[Saved data entries]
--*--
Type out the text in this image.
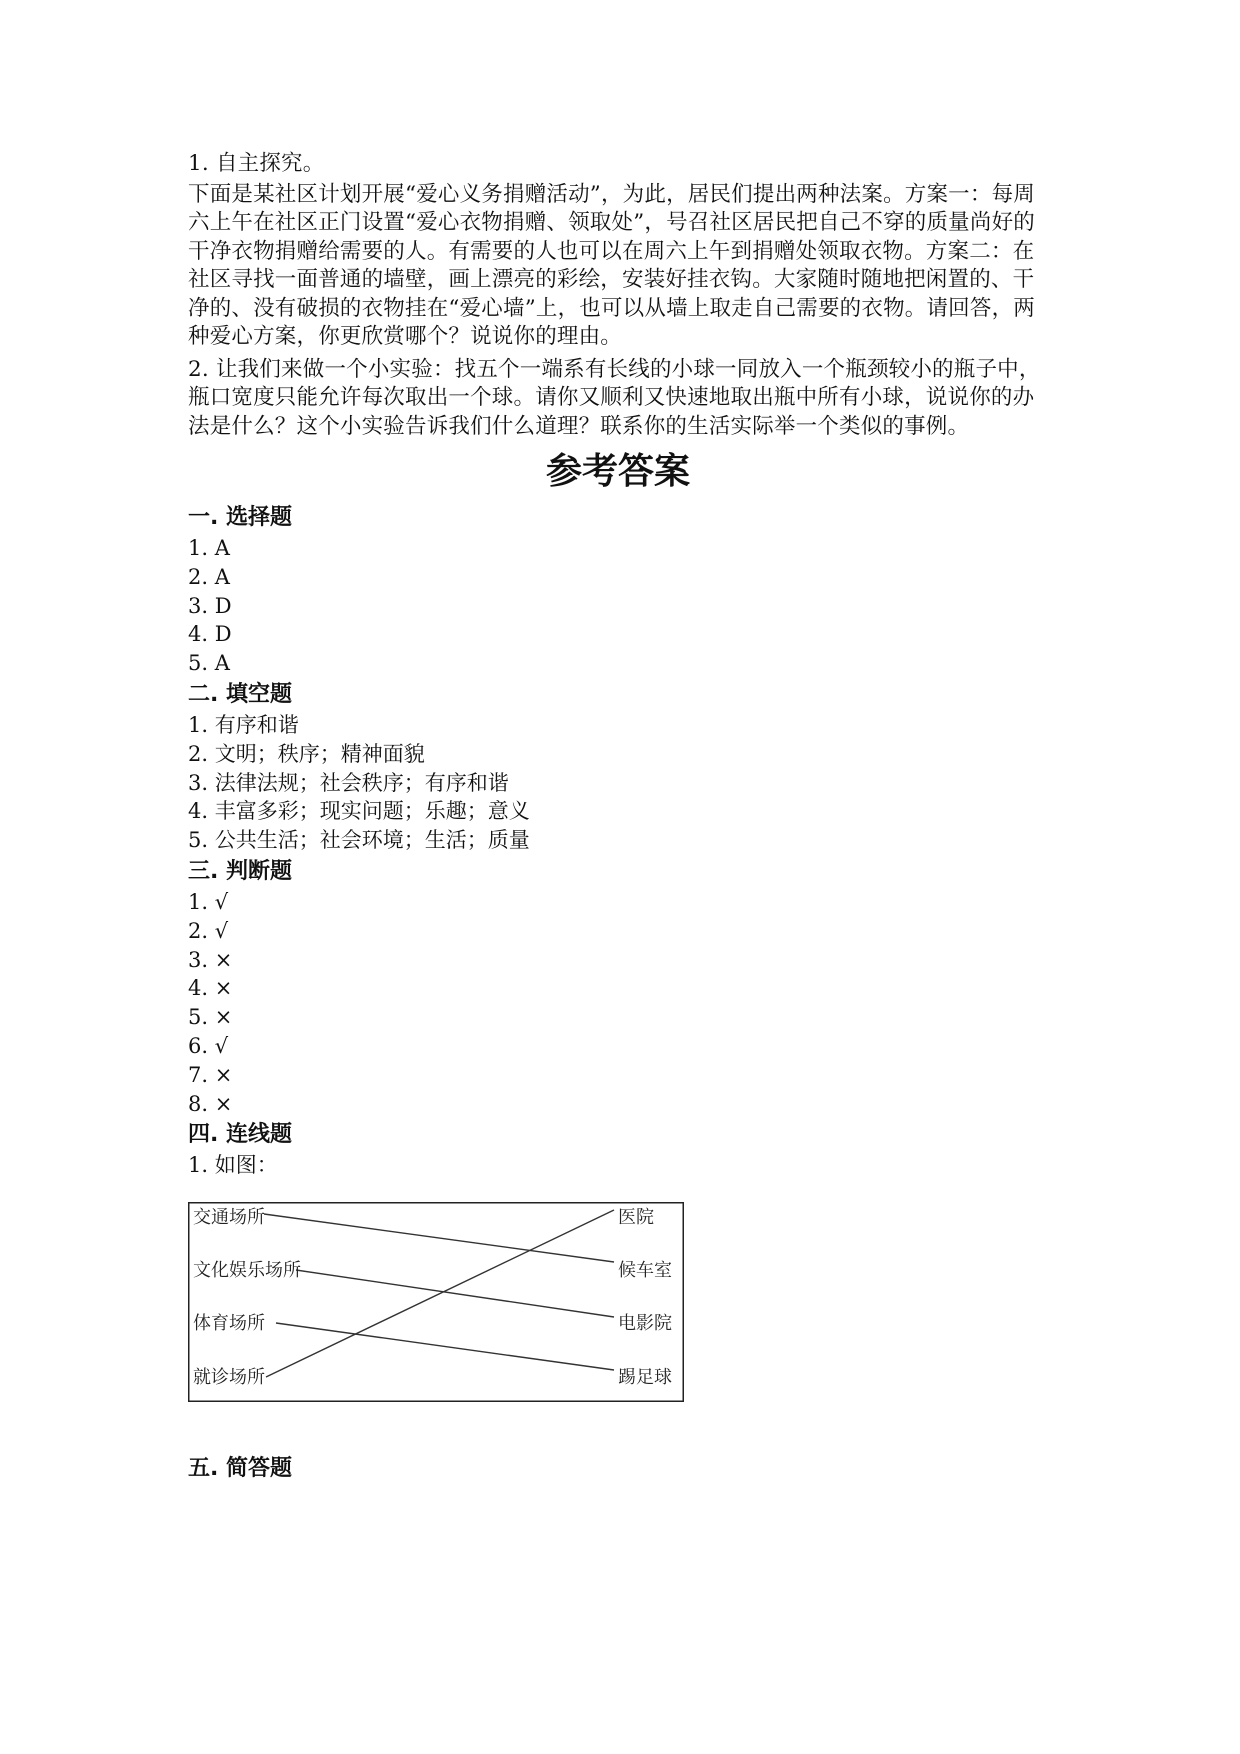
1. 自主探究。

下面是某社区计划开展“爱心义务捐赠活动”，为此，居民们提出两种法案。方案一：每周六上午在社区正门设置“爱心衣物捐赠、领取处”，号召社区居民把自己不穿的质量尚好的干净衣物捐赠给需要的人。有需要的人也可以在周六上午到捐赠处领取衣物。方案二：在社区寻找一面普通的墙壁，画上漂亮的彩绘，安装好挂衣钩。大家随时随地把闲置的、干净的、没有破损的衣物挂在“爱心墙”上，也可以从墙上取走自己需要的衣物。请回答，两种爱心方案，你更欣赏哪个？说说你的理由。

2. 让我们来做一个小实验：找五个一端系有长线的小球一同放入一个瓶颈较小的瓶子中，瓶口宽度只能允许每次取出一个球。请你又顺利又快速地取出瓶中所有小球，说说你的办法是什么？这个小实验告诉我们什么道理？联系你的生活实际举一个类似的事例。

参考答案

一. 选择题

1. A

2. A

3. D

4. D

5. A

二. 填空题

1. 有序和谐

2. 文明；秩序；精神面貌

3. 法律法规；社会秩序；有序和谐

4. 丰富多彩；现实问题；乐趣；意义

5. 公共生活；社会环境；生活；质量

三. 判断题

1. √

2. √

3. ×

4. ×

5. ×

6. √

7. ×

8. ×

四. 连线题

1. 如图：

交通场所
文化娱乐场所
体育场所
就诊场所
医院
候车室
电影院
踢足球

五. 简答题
--*--
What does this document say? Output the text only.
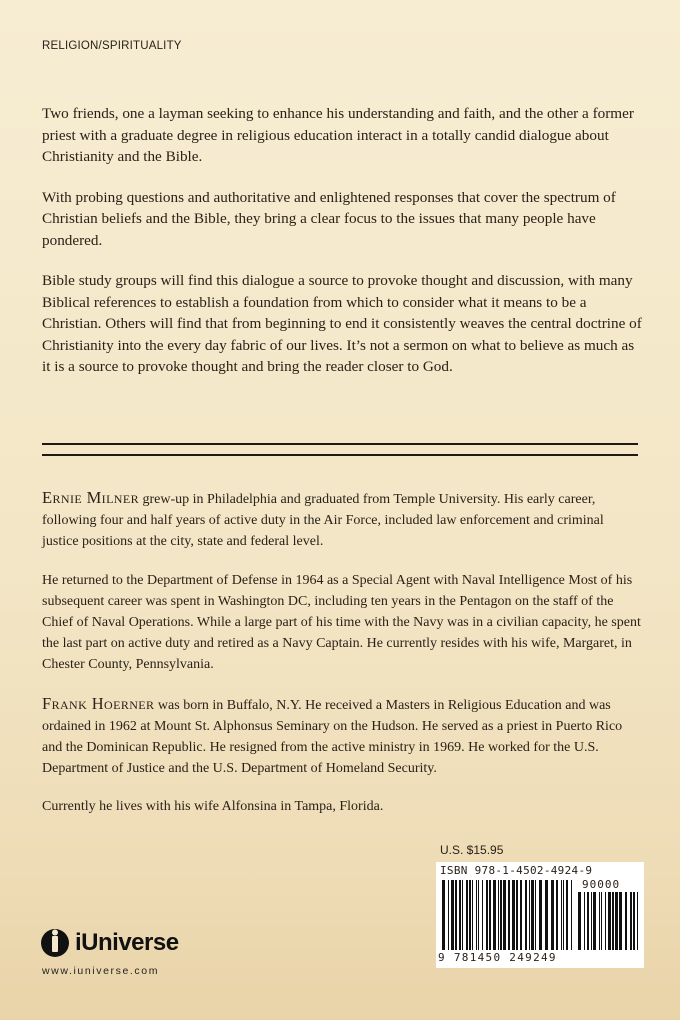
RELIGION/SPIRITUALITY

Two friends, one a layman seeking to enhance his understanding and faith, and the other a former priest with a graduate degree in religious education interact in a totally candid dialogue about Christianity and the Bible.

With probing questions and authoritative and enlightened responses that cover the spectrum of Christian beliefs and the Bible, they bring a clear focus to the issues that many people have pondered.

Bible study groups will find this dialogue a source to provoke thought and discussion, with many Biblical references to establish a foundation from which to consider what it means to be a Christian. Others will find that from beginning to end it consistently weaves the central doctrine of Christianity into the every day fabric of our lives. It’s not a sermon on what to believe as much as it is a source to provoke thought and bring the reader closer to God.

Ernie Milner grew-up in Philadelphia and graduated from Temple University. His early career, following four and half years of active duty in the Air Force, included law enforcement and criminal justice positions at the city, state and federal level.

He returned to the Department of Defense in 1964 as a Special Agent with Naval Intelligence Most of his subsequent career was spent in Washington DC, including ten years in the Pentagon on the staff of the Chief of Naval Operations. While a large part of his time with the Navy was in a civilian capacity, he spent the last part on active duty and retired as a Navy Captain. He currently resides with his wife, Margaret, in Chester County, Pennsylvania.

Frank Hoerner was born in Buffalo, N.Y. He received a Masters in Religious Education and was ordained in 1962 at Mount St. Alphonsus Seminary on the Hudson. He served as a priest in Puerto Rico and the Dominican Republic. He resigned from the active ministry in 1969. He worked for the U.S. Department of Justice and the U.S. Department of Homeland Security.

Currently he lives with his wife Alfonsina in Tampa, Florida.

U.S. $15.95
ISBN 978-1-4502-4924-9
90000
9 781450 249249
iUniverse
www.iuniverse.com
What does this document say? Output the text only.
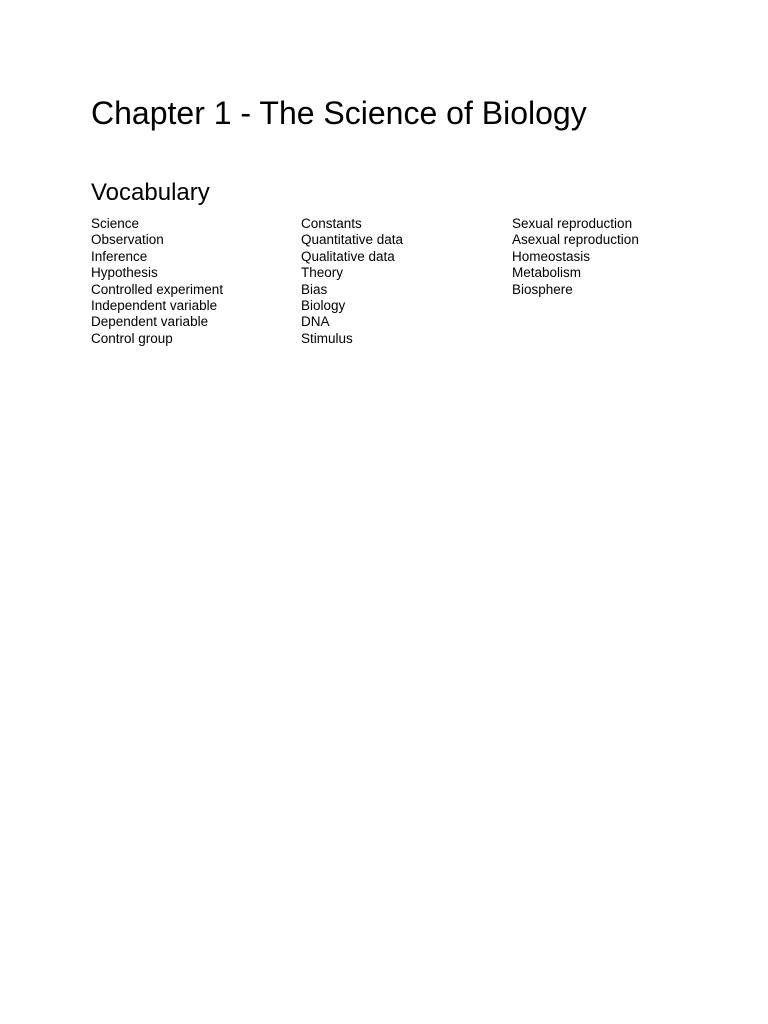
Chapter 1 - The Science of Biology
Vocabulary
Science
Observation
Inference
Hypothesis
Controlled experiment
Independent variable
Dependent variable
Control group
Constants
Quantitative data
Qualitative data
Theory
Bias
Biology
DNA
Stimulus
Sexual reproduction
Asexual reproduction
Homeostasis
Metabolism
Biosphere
--*--
### Goal of the exercise
Extract every line above containing the word "that".

### Written answer
With probing questions and authoritative and enlightened responses that cover the spectrum of Christian beliefs and the Bible, they bring a clear focus to the issues that many people have pondered.
Bible study groups will find this dialogue a source to provoke thought and discussion, with many Biblical references to establish a foundation from which to consider what it means to be a Christian. Others will find that from beginning to end it consistently weaves the central doctrine of Christianity into the every day fabric of our lives. It’s not a sermon on what to believe as much as it is a source to provoke thought and bring the reader closer to God.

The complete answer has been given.